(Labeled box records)

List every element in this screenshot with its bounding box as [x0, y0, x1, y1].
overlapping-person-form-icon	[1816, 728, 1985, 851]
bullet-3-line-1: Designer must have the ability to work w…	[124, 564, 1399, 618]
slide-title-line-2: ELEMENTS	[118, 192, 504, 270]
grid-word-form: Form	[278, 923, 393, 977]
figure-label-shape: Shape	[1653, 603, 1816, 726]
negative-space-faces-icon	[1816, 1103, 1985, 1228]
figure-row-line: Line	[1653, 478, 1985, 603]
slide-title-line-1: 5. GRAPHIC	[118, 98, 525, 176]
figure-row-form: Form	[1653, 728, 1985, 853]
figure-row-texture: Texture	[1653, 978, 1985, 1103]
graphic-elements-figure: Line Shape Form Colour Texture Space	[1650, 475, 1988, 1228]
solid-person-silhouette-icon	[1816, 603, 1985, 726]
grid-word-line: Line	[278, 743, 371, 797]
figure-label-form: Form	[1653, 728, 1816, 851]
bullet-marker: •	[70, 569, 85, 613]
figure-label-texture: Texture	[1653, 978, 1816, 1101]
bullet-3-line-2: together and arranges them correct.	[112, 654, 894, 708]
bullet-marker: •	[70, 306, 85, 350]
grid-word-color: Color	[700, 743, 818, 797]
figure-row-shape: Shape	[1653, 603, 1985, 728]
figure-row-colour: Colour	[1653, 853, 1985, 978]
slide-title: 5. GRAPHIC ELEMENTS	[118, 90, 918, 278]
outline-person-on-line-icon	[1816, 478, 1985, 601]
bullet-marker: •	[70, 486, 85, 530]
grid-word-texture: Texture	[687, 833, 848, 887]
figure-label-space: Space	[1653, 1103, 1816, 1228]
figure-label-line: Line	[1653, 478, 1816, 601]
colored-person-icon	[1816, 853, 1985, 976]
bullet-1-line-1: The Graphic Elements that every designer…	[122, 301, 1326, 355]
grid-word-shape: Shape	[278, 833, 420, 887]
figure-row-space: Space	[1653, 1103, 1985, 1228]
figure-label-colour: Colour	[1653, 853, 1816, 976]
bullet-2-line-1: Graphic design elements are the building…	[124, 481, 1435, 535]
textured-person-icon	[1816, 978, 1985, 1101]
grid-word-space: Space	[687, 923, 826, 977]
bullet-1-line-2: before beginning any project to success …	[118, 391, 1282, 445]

* EXERCISE INSTRUCTIONS
Reproduce verbatim the records from their first line through the line containing "306, 85, 350]", including both of those lines.

* TASK RESPONSE
List every element in this screenshot with its bounding box as [x0, y0, x1, y1].
overlapping-person-form-icon	[1816, 728, 1985, 851]
bullet-3-line-1: Designer must have the ability to work w…	[124, 564, 1399, 618]
slide-title-line-2: ELEMENTS	[118, 192, 504, 270]
grid-word-form: Form	[278, 923, 393, 977]
figure-label-shape: Shape	[1653, 603, 1816, 726]
negative-space-faces-icon	[1816, 1103, 1985, 1228]
figure-row-line: Line	[1653, 478, 1985, 603]
slide-title-line-1: 5. GRAPHIC	[118, 98, 525, 176]
figure-row-form: Form	[1653, 728, 1985, 853]
figure-row-texture: Texture	[1653, 978, 1985, 1103]
graphic-elements-figure: Line Shape Form Colour Texture Space	[1650, 475, 1988, 1228]
solid-person-silhouette-icon	[1816, 603, 1985, 726]
grid-word-line: Line	[278, 743, 371, 797]
figure-label-form: Form	[1653, 728, 1816, 851]
bullet-marker: •	[70, 569, 85, 613]
figure-label-texture: Texture	[1653, 978, 1816, 1101]
bullet-3-line-2: together and arranges them correct.	[112, 654, 894, 708]
bullet-marker: •	[70, 306, 85, 350]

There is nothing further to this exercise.